Set problem
Format the data below as a Markdown table with the columns Row and Line, covering only the span that begins at the line containing "658, 270, 689]" and ends after the line containing "427, 354, 458]". Number the rows in order and omit any blank lines.

Source data:
★ ★ ★ ★ ★
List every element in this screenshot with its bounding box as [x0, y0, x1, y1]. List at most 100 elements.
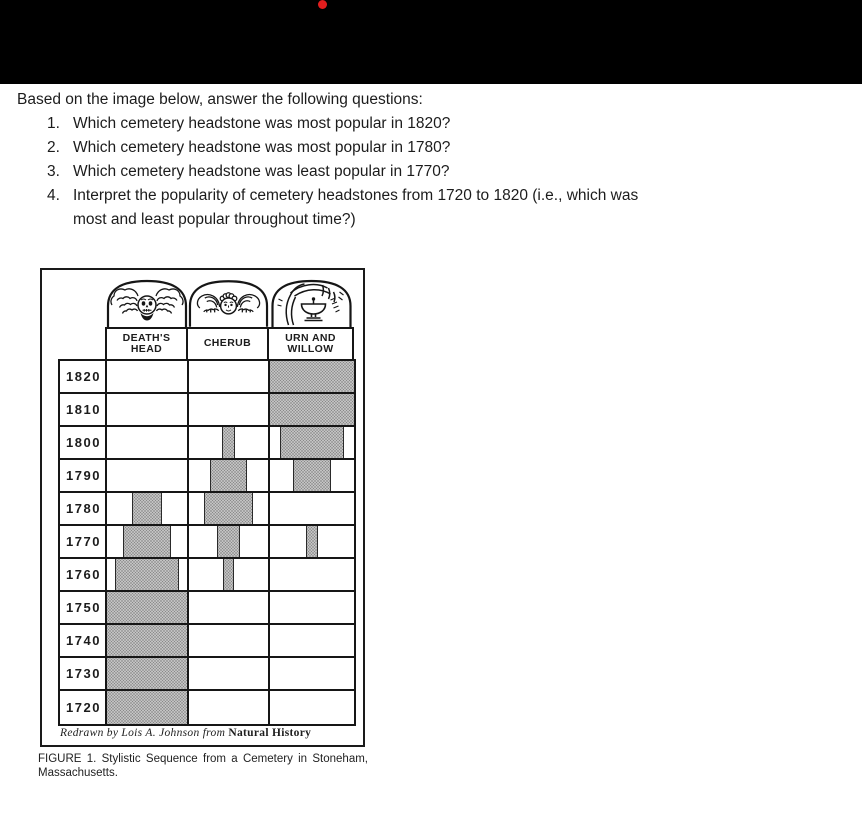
style-cell	[189, 658, 270, 689]
year-label: 1760	[60, 559, 107, 590]
decade-row: 1820	[60, 361, 354, 394]
question-number: 2.	[47, 139, 60, 156]
question-item: 2. Which cemetery headstone was most popu…	[17, 136, 817, 160]
style-cell	[270, 427, 354, 458]
year-label: 1820	[60, 361, 107, 392]
question-list: 1. Which cemetery headstone was most popu…	[17, 112, 817, 232]
question-item: 4. Interpret the popularity of cemetery h…	[17, 184, 817, 232]
decade-row: 1770	[60, 526, 354, 559]
urn-and-willow-headstone-icon	[271, 279, 352, 327]
style-cell	[107, 460, 189, 491]
question-text: Which cemetery headstone was least popul…	[73, 163, 450, 180]
style-cell	[189, 691, 270, 724]
year-label: 1770	[60, 526, 107, 557]
style-cell	[189, 493, 270, 524]
figure-caption: FIGURE 1. Stylistic Sequence from a Ceme…	[38, 752, 368, 780]
decade-row: 1800	[60, 427, 354, 460]
decade-row: 1810	[60, 394, 354, 427]
year-label: 1750	[60, 592, 107, 623]
style-cell	[270, 592, 354, 623]
popularity-bar-urn-and-willow	[279, 427, 345, 458]
column-header-cherub: CHERUB	[188, 327, 269, 359]
question-text: Which cemetery headstone was most popula…	[73, 115, 451, 132]
figure-caption-line2: Massachusetts.	[38, 767, 118, 779]
decade-row: 1760	[60, 559, 354, 592]
question-text: Interpret the popularity of cemetery hea…	[73, 187, 639, 228]
style-cell	[189, 427, 270, 458]
style-cell	[270, 394, 354, 425]
question-item: 1. Which cemetery headstone was most popu…	[17, 112, 817, 136]
decade-row: 1720	[60, 691, 354, 724]
popularity-bar-urn-and-willow	[305, 526, 319, 557]
popularity-bar-cherub	[217, 526, 240, 557]
popularity-bar-death-s-head	[107, 592, 187, 623]
cherub-headstone-icon	[188, 280, 269, 327]
seriation-grid: 1820 1810 1800 1790 1780 1770 1760 1750 1740 1730…	[58, 359, 356, 726]
year-label: 1790	[60, 460, 107, 491]
style-cell	[270, 460, 354, 491]
question-item: 3. Which cemetery headstone was least pop…	[17, 160, 817, 184]
popularity-bar-death-s-head	[131, 493, 163, 524]
credit-text: Redrawn by Lois A. Johnson from	[60, 727, 226, 739]
year-label: 1740	[60, 625, 107, 656]
style-cell	[270, 658, 354, 689]
column-header-label: DEATH'S	[122, 331, 171, 344]
popularity-bar-cherub	[203, 493, 254, 524]
style-cell	[189, 625, 270, 656]
style-cell	[189, 460, 270, 491]
popularity-bar-death-s-head	[115, 559, 179, 590]
decade-row: 1780	[60, 493, 354, 526]
question-text: Which cemetery headstone was most popula…	[73, 139, 451, 156]
style-cell	[270, 625, 354, 656]
instructions-text: Based on the image below, answer the fol…	[17, 91, 423, 108]
figure-caption-line1: FIGURE 1. Stylistic Sequence from a Ceme…	[38, 753, 368, 765]
popularity-bar-cherub	[222, 427, 235, 458]
question-number: 4.	[47, 187, 60, 204]
popularity-bar-cherub	[209, 460, 248, 491]
decade-row: 1730	[60, 658, 354, 691]
popularity-bar-urn-and-willow	[293, 460, 331, 491]
style-cell	[270, 526, 354, 557]
style-cell	[270, 361, 354, 392]
popularity-bar-cherub	[222, 559, 235, 590]
style-cell	[107, 559, 189, 590]
style-cell	[270, 559, 354, 590]
column-headers: DEATH'S HEAD CHERUB URN AND WILLOW	[105, 327, 354, 359]
popularity-bar-death-s-head	[123, 526, 171, 557]
style-cell	[107, 592, 189, 623]
popularity-bar-urn-and-willow	[270, 394, 354, 425]
column-header-label: CHERUB	[203, 337, 252, 350]
red-dot-icon	[318, 0, 327, 9]
style-cell	[107, 625, 189, 656]
column-header-urn-and-willow: URN AND WILLOW	[269, 327, 354, 359]
year-label: 1780	[60, 493, 107, 524]
credit-source: Natural History	[228, 727, 312, 739]
popularity-bar-death-s-head	[107, 625, 187, 656]
deaths-head-headstone-icon	[106, 279, 188, 327]
style-cell	[189, 394, 270, 425]
year-label: 1810	[60, 394, 107, 425]
figure-credit: Redrawn by Lois A. Johnson from Natural …	[60, 727, 350, 739]
column-header-label: URN AND	[285, 331, 336, 344]
popularity-bar-urn-and-willow	[270, 361, 354, 392]
year-label: 1800	[60, 427, 107, 458]
question-number: 3.	[47, 163, 60, 180]
year-label: 1730	[60, 658, 107, 689]
decade-row: 1790	[60, 460, 354, 493]
style-cell	[270, 691, 354, 724]
year-label: 1720	[60, 691, 107, 724]
popularity-bar-death-s-head	[107, 691, 187, 724]
top-black-banner	[0, 0, 862, 84]
style-cell	[189, 526, 270, 557]
style-cell	[107, 493, 189, 524]
figure-box: DEATH'S HEAD CHERUB URN AND WILLOW 1820 1…	[40, 268, 365, 747]
question-number: 1.	[47, 115, 60, 132]
style-cell	[189, 361, 270, 392]
decade-row: 1740	[60, 625, 354, 658]
style-cell	[107, 526, 189, 557]
popularity-bar-death-s-head	[107, 658, 187, 689]
decade-row: 1750	[60, 592, 354, 625]
style-cell	[270, 493, 354, 524]
style-cell	[107, 361, 189, 392]
style-cell	[189, 559, 270, 590]
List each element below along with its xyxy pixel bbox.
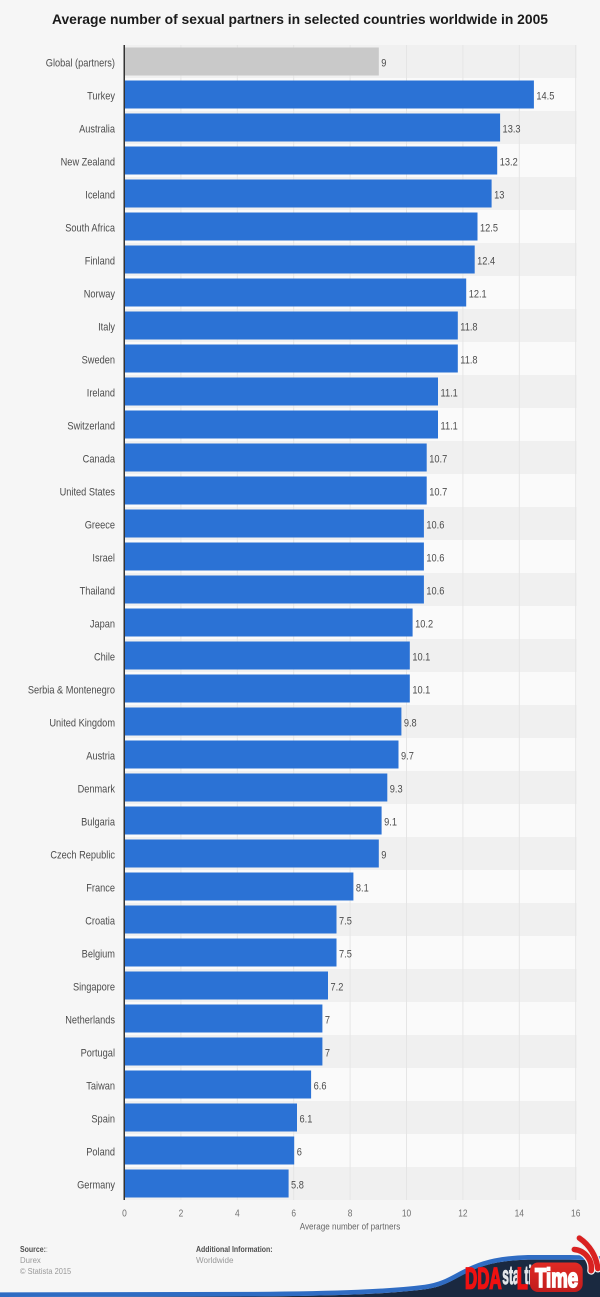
svg-text:10.2: 10.2 — [415, 619, 433, 631]
svg-text:Italy: Italy — [98, 322, 116, 334]
svg-text:16: 16 — [571, 1208, 580, 1219]
svg-text:Greece: Greece — [85, 520, 116, 532]
svg-text:United Kingdom: United Kingdom — [49, 718, 115, 730]
svg-text:7.5: 7.5 — [339, 916, 352, 928]
svg-text:6.1: 6.1 — [300, 1114, 313, 1126]
svg-text:7.2: 7.2 — [331, 982, 344, 994]
svg-text:10.7: 10.7 — [429, 454, 447, 466]
svg-text:United States: United States — [60, 487, 115, 499]
svg-text:9.1: 9.1 — [384, 817, 397, 829]
svg-text:Taiwan: Taiwan — [86, 1081, 115, 1093]
svg-text:Finland: Finland — [85, 256, 115, 268]
svg-text:12.4: 12.4 — [477, 256, 495, 268]
svg-text:13.3: 13.3 — [503, 124, 521, 136]
svg-text:Ireland: Ireland — [87, 388, 115, 400]
svg-text:Portugal: Portugal — [81, 1048, 115, 1060]
svg-text:10.1: 10.1 — [412, 685, 430, 697]
svg-text:Time: Time — [535, 1263, 578, 1293]
svg-text:10.6: 10.6 — [426, 520, 444, 532]
svg-text:Spain: Spain — [91, 1114, 115, 1126]
svg-text:Source::: Source:: — [20, 1244, 48, 1254]
svg-text:Durex: Durex — [20, 1256, 41, 1265]
svg-text:10.1: 10.1 — [412, 652, 430, 664]
svg-text:Israel: Israel — [92, 553, 115, 565]
svg-text:11.1: 11.1 — [441, 421, 459, 433]
svg-text:13.2: 13.2 — [500, 157, 518, 169]
svg-text:0: 0 — [122, 1208, 127, 1219]
svg-text:7: 7 — [325, 1048, 330, 1060]
svg-text:France: France — [86, 883, 115, 895]
svg-text:Poland: Poland — [86, 1147, 115, 1159]
svg-text:Worldwide: Worldwide — [196, 1255, 234, 1265]
svg-text:New Zealand: New Zealand — [61, 157, 115, 169]
svg-text:Norway: Norway — [84, 289, 116, 301]
svg-text:10.6: 10.6 — [426, 553, 444, 565]
svg-text:South Africa: South Africa — [65, 223, 115, 235]
svg-text:13: 13 — [494, 190, 505, 202]
svg-text:14: 14 — [515, 1208, 524, 1219]
svg-text:Australia: Australia — [79, 124, 115, 136]
svg-text:8.1: 8.1 — [356, 883, 369, 895]
svg-text:Sweden: Sweden — [82, 355, 115, 367]
svg-text:Netherlands: Netherlands — [65, 1015, 115, 1027]
svg-text:L: L — [517, 1263, 528, 1296]
svg-text:Czech Republic: Czech Republic — [50, 850, 115, 862]
svg-text:9.3: 9.3 — [390, 784, 403, 796]
svg-text:Canada: Canada — [83, 454, 116, 466]
svg-text:Austria: Austria — [86, 751, 115, 763]
svg-text:9: 9 — [381, 58, 386, 70]
svg-text:12.5: 12.5 — [480, 223, 498, 235]
svg-text:Thailand: Thailand — [80, 586, 115, 598]
svg-text:© Statista 2015: © Statista 2015 — [20, 1267, 72, 1277]
svg-text:Switzerland: Switzerland — [67, 421, 115, 433]
svg-text:Serbia & Montenegro: Serbia & Montenegro — [28, 685, 115, 697]
svg-text:Croatia: Croatia — [85, 916, 115, 928]
svg-text:12.1: 12.1 — [469, 289, 487, 301]
svg-text:sta: sta — [502, 1262, 520, 1290]
svg-text:9: 9 — [381, 850, 386, 862]
svg-text:6: 6 — [297, 1147, 302, 1159]
svg-text:12: 12 — [458, 1208, 467, 1219]
svg-text:11.1: 11.1 — [441, 388, 459, 400]
svg-text:Germany: Germany — [77, 1180, 116, 1192]
svg-text:Denmark: Denmark — [78, 784, 116, 796]
svg-text:10.7: 10.7 — [429, 487, 447, 499]
svg-text:8: 8 — [348, 1208, 353, 1219]
svg-text:10: 10 — [402, 1208, 411, 1219]
svg-text:11.8: 11.8 — [460, 355, 478, 367]
svg-text:Global (partners): Global (partners) — [46, 58, 115, 70]
svg-text:Turkey: Turkey — [87, 91, 116, 103]
svg-text:DDA: DDA — [465, 1263, 502, 1296]
svg-text:Bulgaria: Bulgaria — [81, 817, 115, 829]
svg-text:4: 4 — [235, 1208, 240, 1219]
svg-text:Singapore: Singapore — [73, 982, 115, 994]
svg-text:9.8: 9.8 — [404, 718, 417, 730]
svg-text:5.8: 5.8 — [291, 1180, 304, 1192]
svg-text:6.6: 6.6 — [314, 1081, 327, 1093]
svg-text:14.5: 14.5 — [536, 91, 554, 103]
svg-text:Chile: Chile — [94, 652, 115, 664]
svg-text:Japan: Japan — [90, 619, 115, 631]
svg-text:Average number of sexual partn: Average number of sexual partners in sel… — [52, 11, 548, 27]
svg-text:Iceland: Iceland — [85, 190, 115, 202]
svg-text:7: 7 — [325, 1015, 330, 1027]
svg-text:11.8: 11.8 — [460, 322, 478, 334]
svg-text:10.6: 10.6 — [426, 586, 444, 598]
svg-text:Belgium: Belgium — [82, 949, 115, 961]
svg-text:7.5: 7.5 — [339, 949, 352, 961]
svg-text:2: 2 — [179, 1208, 184, 1219]
svg-text:9.7: 9.7 — [401, 751, 414, 763]
svg-text:6: 6 — [291, 1208, 296, 1219]
svg-text:Average number of partners: Average number of partners — [300, 1221, 401, 1232]
svg-text:Additional Information:: Additional Information: — [196, 1244, 273, 1254]
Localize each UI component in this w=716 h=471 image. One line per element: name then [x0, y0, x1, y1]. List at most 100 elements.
★ ★ ★ ★ ★
Written answer
| Row | Line |
|---|---|
| 1 | style-cell	[189, 658, 270, 689] |
| 2 | year-label: 1760	[60, 559, 107, 590] |
| 3 | decade-row: 1820	[60, 361, 354, 394] |
| 4 | question-number: 2.	[47, 139, 60, 156] |
| 5 | question-item: 2. Which cemetery headstone was most popu…	[17, 136, 817, 160] |
| 6 | style-cell	[270, 427, 354, 458] |